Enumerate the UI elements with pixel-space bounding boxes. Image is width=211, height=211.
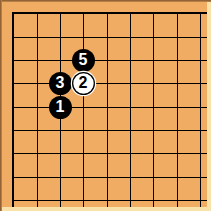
continuation-strip-bottom [0,207,211,211]
grid-line-horizontal [12,153,207,154]
grid-line-horizontal [12,107,207,108]
grid-line-horizontal [12,200,207,201]
continuation-strip-right [207,0,211,211]
go-board: 1352 [0,0,211,211]
board-frame-top [0,0,211,2]
stone-black-5: 5 [72,49,95,72]
grid-line-horizontal [12,60,207,61]
grid-line-horizontal [12,83,207,84]
grid-line-horizontal [12,177,207,178]
board-frame-left [0,0,2,211]
stone-black-3: 3 [49,72,72,95]
grid-line-horizontal [12,37,207,38]
grid-line-horizontal [12,130,207,131]
grid-line-horizontal [12,12,207,14]
stone-white-2: 2 [72,72,95,95]
stone-black-1: 1 [49,96,72,119]
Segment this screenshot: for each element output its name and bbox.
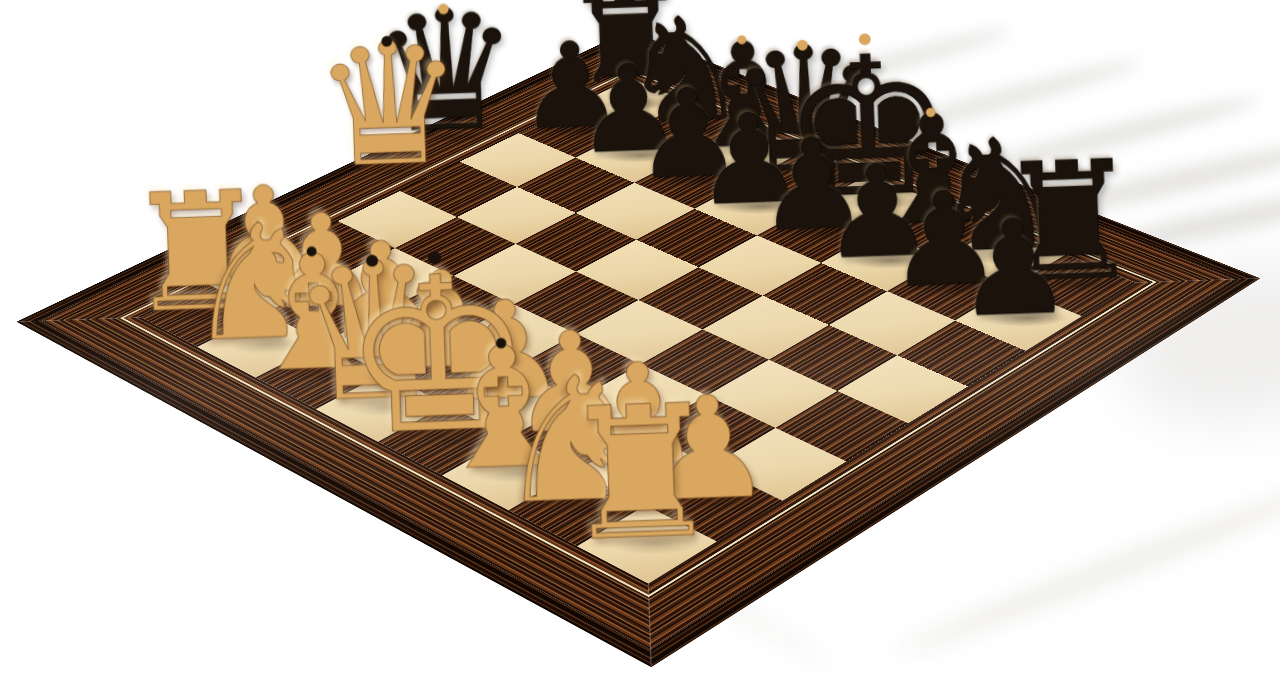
white-rook[interactable]: ♜: [556, 379, 725, 566]
board-perspective-wrapper: ♜♞♝♛♚♝♞♜♟♟♟♟♟♟♟♟♟♟♟♟♟♟♟♟♜♞♝♛♚♝♞♜ ♛♛: [0, 0, 1280, 693]
contrasting-finial: [428, 251, 442, 265]
board-field: ♜♞♝♛♚♝♞♜♟♟♟♟♟♟♟♟♟♟♟♟♟♟♟♟♜♞♝♛♚♝♞♜: [141, 78, 1136, 583]
chess-board: ♜♞♝♛♚♝♞♜♟♟♟♟♟♟♟♟♟♟♟♟♟♟♟♟♜♞♝♛♚♝♞♜ ♛♛: [17, 30, 1261, 667]
square-d5[interactable]: [576, 240, 698, 300]
contrasting-finial: [381, 35, 392, 46]
black-pawn[interactable]: ♟: [953, 200, 1075, 335]
white-queen[interactable]: ♛: [310, 18, 468, 192]
chess-set-photo-scene: ♜♞♝♛♚♝♞♜♟♟♟♟♟♟♟♟♟♟♟♟♟♟♟♟♜♞♝♛♚♝♞♜ ♛♛: [0, 0, 1280, 693]
contrasting-finial: [859, 33, 871, 45]
board-tilt-wrapper: ♜♞♝♛♚♝♞♜♟♟♟♟♟♟♟♟♟♟♟♟♟♟♟♟♜♞♝♛♚♝♞♜ ♛♛: [0, 0, 1280, 693]
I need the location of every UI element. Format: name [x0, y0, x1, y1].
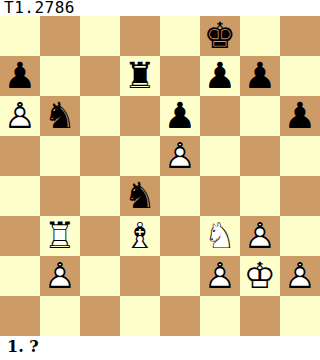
square-f8[interactable]: ♚: [200, 16, 240, 56]
square-f3[interactable]: ♞♘: [200, 216, 240, 256]
square-h8[interactable]: [280, 16, 320, 56]
square-a4[interactable]: [0, 176, 40, 216]
square-g3[interactable]: ♟♙: [240, 216, 280, 256]
square-d1[interactable]: [120, 296, 160, 336]
piece-black-pawn: ♟: [240, 56, 280, 96]
square-d7[interactable]: ♜: [120, 56, 160, 96]
piece-white-pawn: ♙: [240, 216, 280, 256]
piece-white-pawn: ♙: [200, 256, 240, 296]
square-c3[interactable]: [80, 216, 120, 256]
piece-white-pawn: ♙: [160, 136, 200, 176]
square-d6[interactable]: [120, 96, 160, 136]
piece-white-bishop: ♗: [120, 216, 160, 256]
chess-board: ♚♟♜♟♟♟♙♞♟♟♟♙♞♜♖♝♗♞♘♟♙♟♙♟♙♚♔♟♙: [0, 16, 320, 336]
square-e6[interactable]: ♟: [160, 96, 200, 136]
square-b2[interactable]: ♟♙: [40, 256, 80, 296]
piece-white-rook-fill: ♜: [40, 216, 80, 256]
square-g2[interactable]: ♚♔: [240, 256, 280, 296]
piece-black-knight: ♞: [120, 176, 160, 216]
piece-black-knight: ♞: [40, 96, 80, 136]
square-e5[interactable]: ♟♙: [160, 136, 200, 176]
piece-white-pawn-fill: ♟: [0, 96, 40, 136]
diagram-title: T1.2786: [4, 0, 75, 16]
square-a8[interactable]: [0, 16, 40, 56]
square-h1[interactable]: [280, 296, 320, 336]
piece-white-pawn-fill: ♟: [200, 256, 240, 296]
square-b3[interactable]: ♜♖: [40, 216, 80, 256]
piece-white-bishop-fill: ♝: [120, 216, 160, 256]
square-b6[interactable]: ♞: [40, 96, 80, 136]
square-b4[interactable]: [40, 176, 80, 216]
square-b8[interactable]: [40, 16, 80, 56]
piece-white-pawn-fill: ♟: [40, 256, 80, 296]
square-e8[interactable]: [160, 16, 200, 56]
piece-black-pawn: ♟: [0, 56, 40, 96]
chess-diagram: T1.2786 ♚♟♜♟♟♟♙♞♟♟♟♙♞♜♖♝♗♞♘♟♙♟♙♟♙♚♔♟♙ 1.…: [0, 0, 320, 360]
square-h5[interactable]: [280, 136, 320, 176]
square-f2[interactable]: ♟♙: [200, 256, 240, 296]
square-d5[interactable]: [120, 136, 160, 176]
square-f1[interactable]: [200, 296, 240, 336]
square-f4[interactable]: [200, 176, 240, 216]
piece-white-knight: ♘: [200, 216, 240, 256]
square-d8[interactable]: [120, 16, 160, 56]
square-g4[interactable]: [240, 176, 280, 216]
square-a1[interactable]: [0, 296, 40, 336]
piece-white-rook: ♖: [40, 216, 80, 256]
square-e2[interactable]: [160, 256, 200, 296]
square-b1[interactable]: [40, 296, 80, 336]
piece-black-rook: ♜: [120, 56, 160, 96]
square-c8[interactable]: [80, 16, 120, 56]
piece-white-pawn: ♙: [40, 256, 80, 296]
square-c2[interactable]: [80, 256, 120, 296]
piece-black-king: ♚: [200, 16, 240, 56]
piece-white-king: ♔: [240, 256, 280, 296]
square-h6[interactable]: ♟: [280, 96, 320, 136]
square-a5[interactable]: [0, 136, 40, 176]
square-c4[interactable]: [80, 176, 120, 216]
square-d3[interactable]: ♝♗: [120, 216, 160, 256]
piece-white-pawn: ♙: [280, 256, 320, 296]
square-a2[interactable]: [0, 256, 40, 296]
square-a6[interactable]: ♟♙: [0, 96, 40, 136]
piece-black-pawn: ♟: [160, 96, 200, 136]
square-a3[interactable]: [0, 216, 40, 256]
piece-white-knight-fill: ♞: [200, 216, 240, 256]
title-bar: T1.2786: [0, 0, 320, 16]
square-g1[interactable]: [240, 296, 280, 336]
square-g5[interactable]: [240, 136, 280, 176]
square-g7[interactable]: ♟: [240, 56, 280, 96]
piece-white-pawn-fill: ♟: [280, 256, 320, 296]
square-a7[interactable]: ♟: [0, 56, 40, 96]
footer-bar: 1. ?: [0, 336, 320, 360]
square-e7[interactable]: [160, 56, 200, 96]
square-c6[interactable]: [80, 96, 120, 136]
square-e4[interactable]: [160, 176, 200, 216]
square-c5[interactable]: [80, 136, 120, 176]
square-h7[interactable]: [280, 56, 320, 96]
square-g6[interactable]: [240, 96, 280, 136]
square-d4[interactable]: ♞: [120, 176, 160, 216]
square-d2[interactable]: [120, 256, 160, 296]
piece-black-pawn: ♟: [280, 96, 320, 136]
move-prompt: 1. ?: [7, 338, 39, 356]
square-e1[interactable]: [160, 296, 200, 336]
square-h2[interactable]: ♟♙: [280, 256, 320, 296]
square-h3[interactable]: [280, 216, 320, 256]
piece-white-king-fill: ♚: [240, 256, 280, 296]
piece-black-pawn: ♟: [200, 56, 240, 96]
piece-white-pawn-fill: ♟: [160, 136, 200, 176]
square-f5[interactable]: [200, 136, 240, 176]
square-e3[interactable]: [160, 216, 200, 256]
square-f7[interactable]: ♟: [200, 56, 240, 96]
square-f6[interactable]: [200, 96, 240, 136]
square-g8[interactable]: [240, 16, 280, 56]
square-c7[interactable]: [80, 56, 120, 96]
piece-white-pawn-fill: ♟: [240, 216, 280, 256]
square-b7[interactable]: [40, 56, 80, 96]
piece-white-pawn: ♙: [0, 96, 40, 136]
square-h4[interactable]: [280, 176, 320, 216]
square-b5[interactable]: [40, 136, 80, 176]
square-c1[interactable]: [80, 296, 120, 336]
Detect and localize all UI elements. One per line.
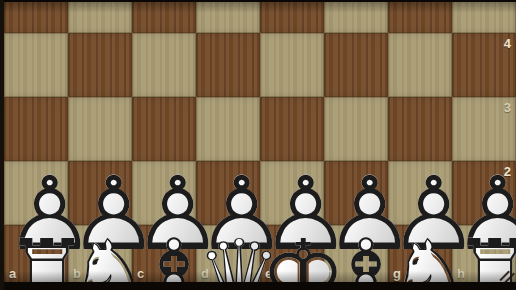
square-f2[interactable]: ♟♙ [324,161,388,225]
square-a1[interactable]: a♜♖ [4,225,68,289]
piece-white-pawn-c2[interactable]: ♟♙ [132,161,196,225]
piece-white-pawn-e2[interactable]: ♟♙ [260,161,324,225]
square-e2[interactable]: ♟♙ [260,161,324,225]
piece-white-knight-g1[interactable]: ♞♘ [388,225,452,289]
square-c5[interactable] [132,0,196,33]
square-f4[interactable] [324,33,388,97]
piece-white-bishop-c1[interactable]: ♝♗ [132,225,196,289]
left-frame-strip [0,0,4,290]
square-d5[interactable] [196,0,260,33]
square-f5[interactable] [324,0,388,33]
rank-label-3: 3 [504,101,511,114]
square-c2[interactable]: ♟♙ [132,161,196,225]
square-h4[interactable]: 4 [452,33,516,97]
piece-white-pawn-f2[interactable]: ♟♙ [324,161,388,225]
square-e1[interactable]: e♚♔ [260,225,324,289]
square-c3[interactable] [132,97,196,161]
letterbox-bar-bottom [0,282,516,290]
square-a3[interactable] [4,97,68,161]
square-a2[interactable]: ♟♙ [4,161,68,225]
piece-white-pawn-b2[interactable]: ♟♙ [68,161,132,225]
piece-white-pawn-h2[interactable]: ♟♙ [452,161,516,225]
letterbox-bar-top [0,0,516,2]
square-b5[interactable] [68,0,132,33]
square-c4[interactable] [132,33,196,97]
piece-white-pawn-a2[interactable]: ♟♙ [4,161,68,225]
corner-grip-icon [500,270,513,281]
square-g2[interactable]: ♟♙ [388,161,452,225]
square-g5[interactable] [388,0,452,33]
chessboard: 43♟♙♟♙♟♙♟♙♟♙♟♙♟♙2♟♙a♜♖b♞♘c♝♗d♛♕e♚♔f♝♗g♞♘… [4,0,516,289]
square-e5[interactable] [260,0,324,33]
square-d3[interactable] [196,97,260,161]
piece-white-queen-d1[interactable]: ♛♕ [196,225,260,289]
square-h3[interactable]: 3 [452,97,516,161]
square-d2[interactable]: ♟♙ [196,161,260,225]
square-g3[interactable] [388,97,452,161]
square-g4[interactable] [388,33,452,97]
square-a5[interactable] [4,0,68,33]
square-e3[interactable] [260,97,324,161]
square-b2[interactable]: ♟♙ [68,161,132,225]
piece-white-bishop-f1[interactable]: ♝♗ [324,225,388,289]
square-h5[interactable] [452,0,516,33]
square-b4[interactable] [68,33,132,97]
square-a4[interactable] [4,33,68,97]
chess-app-screenshot: 43♟♙♟♙♟♙♟♙♟♙♟♙♟♙2♟♙a♜♖b♞♘c♝♗d♛♕e♚♔f♝♗g♞♘… [0,0,516,290]
square-h2[interactable]: 2♟♙ [452,161,516,225]
square-d1[interactable]: d♛♕ [196,225,260,289]
piece-white-rook-a1[interactable]: ♜♖ [4,225,68,289]
piece-white-pawn-g2[interactable]: ♟♙ [388,161,452,225]
piece-white-knight-b1[interactable]: ♞♘ [68,225,132,289]
piece-white-pawn-d2[interactable]: ♟♙ [196,161,260,225]
square-b3[interactable] [68,97,132,161]
rank-label-4: 4 [504,37,511,50]
square-f3[interactable] [324,97,388,161]
square-b1[interactable]: b♞♘ [68,225,132,289]
piece-white-king-e1[interactable]: ♚♔ [260,225,324,289]
square-d4[interactable] [196,33,260,97]
square-g1[interactable]: g♞♘ [388,225,452,289]
square-c1[interactable]: c♝♗ [132,225,196,289]
square-e4[interactable] [260,33,324,97]
square-f1[interactable]: f♝♗ [324,225,388,289]
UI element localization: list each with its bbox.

++++++

▶ Stated exercise
Please extract the stretch of lines from the line containing "square-f8[interactable]: ♚: [200, 16, 240, 56]" through the line containing "diagram-title: T1.2786: [4, 0, 75, 16]", and repeat them exactly.

▶ Final answer
square-f8[interactable]: ♚: [200, 16, 240, 56]
square-f3[interactable]: ♞♘: [200, 216, 240, 256]
square-h8[interactable]: [280, 16, 320, 56]
square-a4[interactable]: [0, 176, 40, 216]
square-g3[interactable]: ♟♙: [240, 216, 280, 256]
square-d1[interactable]: [120, 296, 160, 336]
piece-black-pawn: ♟: [240, 56, 280, 96]
square-d7[interactable]: ♜: [120, 56, 160, 96]
piece-white-pawn: ♙: [240, 216, 280, 256]
piece-white-pawn: ♙: [200, 256, 240, 296]
square-c3[interactable]: [80, 216, 120, 256]
piece-white-pawn: ♙: [160, 136, 200, 176]
square-d6[interactable]: [120, 96, 160, 136]
piece-white-bishop: ♗: [120, 216, 160, 256]
chess-board: ♚♟♜♟♟♟♙♞♟♟♟♙♞♜♖♝♗♞♘♟♙♟♙♟♙♚♔♟♙: [0, 16, 320, 336]
square-e6[interactable]: ♟: [160, 96, 200, 136]
square-b2[interactable]: ♟♙: [40, 256, 80, 296]
piece-white-rook-fill: ♜: [40, 216, 80, 256]
square-g2[interactable]: ♚♔: [240, 256, 280, 296]
piece-black-knight: ♞: [120, 176, 160, 216]
piece-black-knight: ♞: [40, 96, 80, 136]
square-e5[interactable]: ♟♙: [160, 136, 200, 176]
piece-white-pawn-fill: ♟: [0, 96, 40, 136]
diagram-title: T1.2786: [4, 0, 75, 16]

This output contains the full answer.